╔══

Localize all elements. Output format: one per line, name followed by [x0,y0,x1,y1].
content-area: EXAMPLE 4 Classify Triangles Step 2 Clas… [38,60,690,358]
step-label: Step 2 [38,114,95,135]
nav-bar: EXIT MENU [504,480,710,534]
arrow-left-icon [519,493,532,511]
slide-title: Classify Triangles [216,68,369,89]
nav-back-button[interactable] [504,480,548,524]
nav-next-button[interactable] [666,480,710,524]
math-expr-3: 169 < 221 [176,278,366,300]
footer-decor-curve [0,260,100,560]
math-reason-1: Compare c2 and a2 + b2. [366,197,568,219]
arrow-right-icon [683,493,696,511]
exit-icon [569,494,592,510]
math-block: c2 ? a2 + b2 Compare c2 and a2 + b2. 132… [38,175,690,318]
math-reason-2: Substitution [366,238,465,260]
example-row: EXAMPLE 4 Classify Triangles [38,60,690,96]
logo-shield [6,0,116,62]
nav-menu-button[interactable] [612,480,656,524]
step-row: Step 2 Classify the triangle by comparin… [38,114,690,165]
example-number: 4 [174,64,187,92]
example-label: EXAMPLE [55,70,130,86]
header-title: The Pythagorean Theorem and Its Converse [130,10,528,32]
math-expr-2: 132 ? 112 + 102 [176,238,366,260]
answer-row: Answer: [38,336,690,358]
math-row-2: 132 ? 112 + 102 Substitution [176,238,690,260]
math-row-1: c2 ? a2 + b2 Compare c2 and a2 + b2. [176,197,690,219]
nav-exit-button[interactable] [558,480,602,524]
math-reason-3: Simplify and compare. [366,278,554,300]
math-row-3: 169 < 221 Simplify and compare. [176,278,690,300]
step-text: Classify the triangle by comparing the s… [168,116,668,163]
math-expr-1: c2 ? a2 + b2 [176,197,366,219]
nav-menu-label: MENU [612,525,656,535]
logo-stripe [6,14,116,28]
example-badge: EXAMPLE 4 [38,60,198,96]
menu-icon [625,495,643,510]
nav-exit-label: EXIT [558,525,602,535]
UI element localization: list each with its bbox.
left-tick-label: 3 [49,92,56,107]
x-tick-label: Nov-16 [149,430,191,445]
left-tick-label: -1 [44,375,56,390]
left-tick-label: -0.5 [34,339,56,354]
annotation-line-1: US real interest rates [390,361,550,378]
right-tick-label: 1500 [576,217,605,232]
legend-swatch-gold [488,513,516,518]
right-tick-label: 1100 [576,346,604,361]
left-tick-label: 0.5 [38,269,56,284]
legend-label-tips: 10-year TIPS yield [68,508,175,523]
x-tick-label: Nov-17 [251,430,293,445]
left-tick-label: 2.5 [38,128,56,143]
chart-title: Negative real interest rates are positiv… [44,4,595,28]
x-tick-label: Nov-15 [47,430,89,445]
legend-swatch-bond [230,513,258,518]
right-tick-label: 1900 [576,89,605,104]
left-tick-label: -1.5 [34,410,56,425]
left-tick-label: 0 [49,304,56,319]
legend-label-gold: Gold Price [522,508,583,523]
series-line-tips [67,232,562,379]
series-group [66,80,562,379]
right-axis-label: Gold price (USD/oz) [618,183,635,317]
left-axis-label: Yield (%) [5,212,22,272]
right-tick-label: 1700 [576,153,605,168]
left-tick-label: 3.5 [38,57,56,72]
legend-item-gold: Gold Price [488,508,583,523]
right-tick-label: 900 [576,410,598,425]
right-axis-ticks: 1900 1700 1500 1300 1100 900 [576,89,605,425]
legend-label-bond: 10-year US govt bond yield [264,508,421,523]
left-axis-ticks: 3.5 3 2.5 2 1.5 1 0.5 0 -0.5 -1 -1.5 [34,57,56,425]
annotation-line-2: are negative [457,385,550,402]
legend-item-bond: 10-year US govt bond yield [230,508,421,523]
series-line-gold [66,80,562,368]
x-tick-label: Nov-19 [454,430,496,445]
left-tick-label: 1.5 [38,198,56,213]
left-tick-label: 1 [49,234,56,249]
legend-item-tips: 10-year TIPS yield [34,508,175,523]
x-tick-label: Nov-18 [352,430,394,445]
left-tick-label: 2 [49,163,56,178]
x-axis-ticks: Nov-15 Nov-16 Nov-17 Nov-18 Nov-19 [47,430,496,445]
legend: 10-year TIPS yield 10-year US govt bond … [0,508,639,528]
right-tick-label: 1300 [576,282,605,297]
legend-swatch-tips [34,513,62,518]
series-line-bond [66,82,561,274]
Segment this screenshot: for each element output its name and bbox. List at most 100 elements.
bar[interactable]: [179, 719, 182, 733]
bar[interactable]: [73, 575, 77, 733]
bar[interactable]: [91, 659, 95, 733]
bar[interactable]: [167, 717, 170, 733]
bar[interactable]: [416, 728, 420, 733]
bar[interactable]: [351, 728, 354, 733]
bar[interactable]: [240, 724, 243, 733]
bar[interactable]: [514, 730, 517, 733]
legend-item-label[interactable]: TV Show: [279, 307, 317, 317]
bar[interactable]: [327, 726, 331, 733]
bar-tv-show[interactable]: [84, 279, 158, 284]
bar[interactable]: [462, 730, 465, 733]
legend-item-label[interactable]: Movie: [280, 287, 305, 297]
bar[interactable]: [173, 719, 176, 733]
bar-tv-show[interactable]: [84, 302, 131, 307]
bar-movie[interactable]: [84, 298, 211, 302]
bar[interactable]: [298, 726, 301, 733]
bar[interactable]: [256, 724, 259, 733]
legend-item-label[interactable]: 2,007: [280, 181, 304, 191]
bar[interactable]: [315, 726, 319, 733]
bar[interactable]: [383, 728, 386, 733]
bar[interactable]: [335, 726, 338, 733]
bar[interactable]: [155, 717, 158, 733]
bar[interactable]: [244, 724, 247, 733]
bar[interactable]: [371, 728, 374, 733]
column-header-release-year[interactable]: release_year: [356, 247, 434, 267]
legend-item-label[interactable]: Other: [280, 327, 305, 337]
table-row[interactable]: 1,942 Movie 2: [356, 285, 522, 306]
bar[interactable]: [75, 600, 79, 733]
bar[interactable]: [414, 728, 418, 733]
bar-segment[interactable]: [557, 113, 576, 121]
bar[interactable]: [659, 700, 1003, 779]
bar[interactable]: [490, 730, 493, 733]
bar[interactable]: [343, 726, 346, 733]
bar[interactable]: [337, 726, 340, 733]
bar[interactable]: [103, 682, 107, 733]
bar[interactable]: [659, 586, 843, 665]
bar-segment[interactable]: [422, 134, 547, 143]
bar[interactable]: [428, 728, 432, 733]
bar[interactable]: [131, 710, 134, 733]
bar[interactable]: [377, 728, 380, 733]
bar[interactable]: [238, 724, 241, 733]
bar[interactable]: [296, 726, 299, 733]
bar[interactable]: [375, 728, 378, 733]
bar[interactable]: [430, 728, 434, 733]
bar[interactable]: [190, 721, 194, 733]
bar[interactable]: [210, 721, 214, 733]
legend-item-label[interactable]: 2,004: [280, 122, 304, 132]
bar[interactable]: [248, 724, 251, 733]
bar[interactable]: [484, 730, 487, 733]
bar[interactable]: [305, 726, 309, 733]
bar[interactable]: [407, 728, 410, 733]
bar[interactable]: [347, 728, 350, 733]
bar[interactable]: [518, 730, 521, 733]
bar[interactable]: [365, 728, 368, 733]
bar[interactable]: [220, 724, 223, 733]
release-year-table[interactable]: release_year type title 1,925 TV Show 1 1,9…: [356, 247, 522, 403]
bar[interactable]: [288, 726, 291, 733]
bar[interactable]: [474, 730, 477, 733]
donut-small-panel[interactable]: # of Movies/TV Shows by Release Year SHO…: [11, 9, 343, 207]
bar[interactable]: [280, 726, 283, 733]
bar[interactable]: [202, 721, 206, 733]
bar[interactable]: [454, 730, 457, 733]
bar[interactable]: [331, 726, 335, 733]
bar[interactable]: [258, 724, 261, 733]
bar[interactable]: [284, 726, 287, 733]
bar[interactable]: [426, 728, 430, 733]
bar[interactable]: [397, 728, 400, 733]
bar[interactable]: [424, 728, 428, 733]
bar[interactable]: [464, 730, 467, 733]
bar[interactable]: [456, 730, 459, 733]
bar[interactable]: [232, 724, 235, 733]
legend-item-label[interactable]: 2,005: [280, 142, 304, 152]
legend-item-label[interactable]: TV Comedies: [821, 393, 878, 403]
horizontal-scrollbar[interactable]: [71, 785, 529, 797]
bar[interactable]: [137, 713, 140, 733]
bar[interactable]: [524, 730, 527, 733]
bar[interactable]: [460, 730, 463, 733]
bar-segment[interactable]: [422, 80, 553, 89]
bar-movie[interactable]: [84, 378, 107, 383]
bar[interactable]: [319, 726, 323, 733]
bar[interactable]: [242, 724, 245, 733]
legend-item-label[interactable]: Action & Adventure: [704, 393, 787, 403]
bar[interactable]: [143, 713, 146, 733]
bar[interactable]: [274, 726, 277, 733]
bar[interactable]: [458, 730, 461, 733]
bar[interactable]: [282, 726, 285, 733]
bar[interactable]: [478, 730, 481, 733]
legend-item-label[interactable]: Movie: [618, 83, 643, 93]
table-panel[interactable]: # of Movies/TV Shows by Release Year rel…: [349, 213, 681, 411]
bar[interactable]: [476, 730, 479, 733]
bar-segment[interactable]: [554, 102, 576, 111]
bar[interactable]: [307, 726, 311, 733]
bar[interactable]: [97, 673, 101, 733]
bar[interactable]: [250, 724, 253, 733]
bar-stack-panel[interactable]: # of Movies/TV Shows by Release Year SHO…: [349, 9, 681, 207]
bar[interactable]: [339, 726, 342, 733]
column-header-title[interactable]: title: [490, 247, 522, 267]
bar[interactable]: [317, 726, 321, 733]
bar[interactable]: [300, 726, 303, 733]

╚══

Present the stretch of material from its first line through the line containing "math-block: c2 ?", both ends included, as a Markdown table with the columns Row and Line. Number each row and leave out blank lines.

| Row | Line |
|---|---|
| 1 | Localize all elements. Output format: one per line, name followed by [x0,y0,x1,y1]. |
| 2 | content-area: EXAMPLE 4 Classify Triangles Step 2 Clas… [38,60,690,358] |
| 3 | step-label: Step 2 [38,114,95,135] |
| 4 | nav-bar: EXIT MENU [504,480,710,534] |
| 5 | arrow-left-icon [519,493,532,511] |
| 6 | slide-title: Classify Triangles [216,68,369,89] |
| 7 | nav-back-button[interactable] [504,480,548,524] |
| 8 | nav-next-button[interactable] [666,480,710,524] |
| 9 | math-expr-3: 169 < 221 [176,278,366,300] |
| 10 | footer-decor-curve [0,260,100,560] |
| 11 | math-reason-1: Compare c2 and a2 + b2. [366,197,568,219] |
| 12 | arrow-right-icon [683,493,696,511] |
| 13 | exit-icon [569,494,592,510] |
| 14 | math-block: c2 ? a2 + b2 Compare c2 and a2 + b2. 132… [38,175,690,318] |